Region and label listings:
⟨
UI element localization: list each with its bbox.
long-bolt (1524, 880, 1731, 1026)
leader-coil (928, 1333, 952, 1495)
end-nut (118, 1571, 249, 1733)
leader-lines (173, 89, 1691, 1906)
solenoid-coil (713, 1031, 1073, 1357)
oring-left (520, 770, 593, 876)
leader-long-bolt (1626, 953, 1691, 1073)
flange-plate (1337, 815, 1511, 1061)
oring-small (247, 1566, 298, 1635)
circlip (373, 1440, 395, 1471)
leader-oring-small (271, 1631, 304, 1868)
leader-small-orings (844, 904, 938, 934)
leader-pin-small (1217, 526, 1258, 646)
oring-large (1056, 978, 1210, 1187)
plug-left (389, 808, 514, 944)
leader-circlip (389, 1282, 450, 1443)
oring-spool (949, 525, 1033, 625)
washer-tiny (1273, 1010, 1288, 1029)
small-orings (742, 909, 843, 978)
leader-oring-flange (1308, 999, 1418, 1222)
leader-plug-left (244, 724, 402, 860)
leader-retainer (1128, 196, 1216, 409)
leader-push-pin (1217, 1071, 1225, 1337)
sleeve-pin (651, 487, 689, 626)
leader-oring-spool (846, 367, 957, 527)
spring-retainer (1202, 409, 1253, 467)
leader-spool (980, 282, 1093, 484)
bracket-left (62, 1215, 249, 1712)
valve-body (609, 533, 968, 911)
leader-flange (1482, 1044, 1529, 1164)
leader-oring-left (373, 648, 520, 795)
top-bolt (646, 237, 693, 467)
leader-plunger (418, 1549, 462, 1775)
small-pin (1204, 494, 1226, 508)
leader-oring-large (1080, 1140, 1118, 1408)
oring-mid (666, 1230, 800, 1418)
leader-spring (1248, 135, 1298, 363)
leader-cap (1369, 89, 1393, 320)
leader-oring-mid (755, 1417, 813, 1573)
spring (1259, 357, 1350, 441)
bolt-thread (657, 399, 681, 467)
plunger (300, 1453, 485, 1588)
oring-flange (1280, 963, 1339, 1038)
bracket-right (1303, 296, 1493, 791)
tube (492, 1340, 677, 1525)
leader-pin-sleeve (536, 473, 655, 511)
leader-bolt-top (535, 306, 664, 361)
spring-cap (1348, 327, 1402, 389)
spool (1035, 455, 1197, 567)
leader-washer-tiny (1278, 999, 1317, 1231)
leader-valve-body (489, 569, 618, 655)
⟩
Give every line of the records above as a JSON list of strings, one string per line, with blank lines left out.

Answer to the problem:
[
  "UI element localization: list each with its bbox.",
  "long-bolt (1524, 880, 1731, 1026)",
  "leader-coil (928, 1333, 952, 1495)",
  "end-nut (118, 1571, 249, 1733)",
  "leader-lines (173, 89, 1691, 1906)",
  "solenoid-coil (713, 1031, 1073, 1357)",
  "oring-left (520, 770, 593, 876)",
  "leader-long-bolt (1626, 953, 1691, 1073)",
  "flange-plate (1337, 815, 1511, 1061)",
  "oring-small (247, 1566, 298, 1635)",
  "circlip (373, 1440, 395, 1471)",
  "leader-oring-small (271, 1631, 304, 1868)",
  "leader-small-orings (844, 904, 938, 934)",
  "leader-pin-small (1217, 526, 1258, 646)",
  "oring-large (1056, 978, 1210, 1187)",
  "plug-left (389, 808, 514, 944)",
  "leader-circlip (389, 1282, 450, 1443)",
  "oring-spool (949, 525, 1033, 625)",
  "washer-tiny (1273, 1010, 1288, 1029)",
  "small-orings (742, 909, 843, 978)",
  "leader-oring-flange (1308, 999, 1418, 1222)",
  "leader-plug-left (244, 724, 402, 860)",
  "leader-retainer (1128, 196, 1216, 409)",
  "leader-push-pin (1217, 1071, 1225, 1337)",
  "sleeve-pin (651, 487, 689, 626)",
  "leader-oring-spool (846, 367, 957, 527)",
  "spring-retainer (1202, 409, 1253, 467)",
  "leader-spool (980, 282, 1093, 484)",
  "bracket-left (62, 1215, 249, 1712)",
  "valve-body (609, 533, 968, 911)",
  "leader-flange (1482, 1044, 1529, 1164)",
  "leader-oring-left (373, 648, 520, 795)",
  "top-bolt (646, 237, 693, 467)",
  "leader-plunger (418, 1549, 462, 1775)",
  "small-pin (1204, 494, 1226, 508)",
  "leader-oring-large (1080, 1140, 1118, 1408)",
  "oring-mid (666, 1230, 800, 1418)",
  "leader-spring (1248, 135, 1298, 363)",
  "leader-cap (1369, 89, 1393, 320)",
  "leader-oring-mid (755, 1417, 813, 1573)",
  "spring (1259, 357, 1350, 441)",
  "bolt-thread (657, 399, 681, 467)",
  "plunger (300, 1453, 485, 1588)",
  "oring-flange (1280, 963, 1339, 1038)",
  "bracket-right (1303, 296, 1493, 791)",
  "tube (492, 1340, 677, 1525)",
  "leader-pin-sleeve (536, 473, 655, 511)",
  "leader-bolt-top (535, 306, 664, 361)",
  "spring-cap (1348, 327, 1402, 389)",
  "spool (1035, 455, 1197, 567)",
  "leader-washer-tiny (1278, 999, 1317, 1231)",
  "leader-valve-body (489, 569, 618, 655)"
]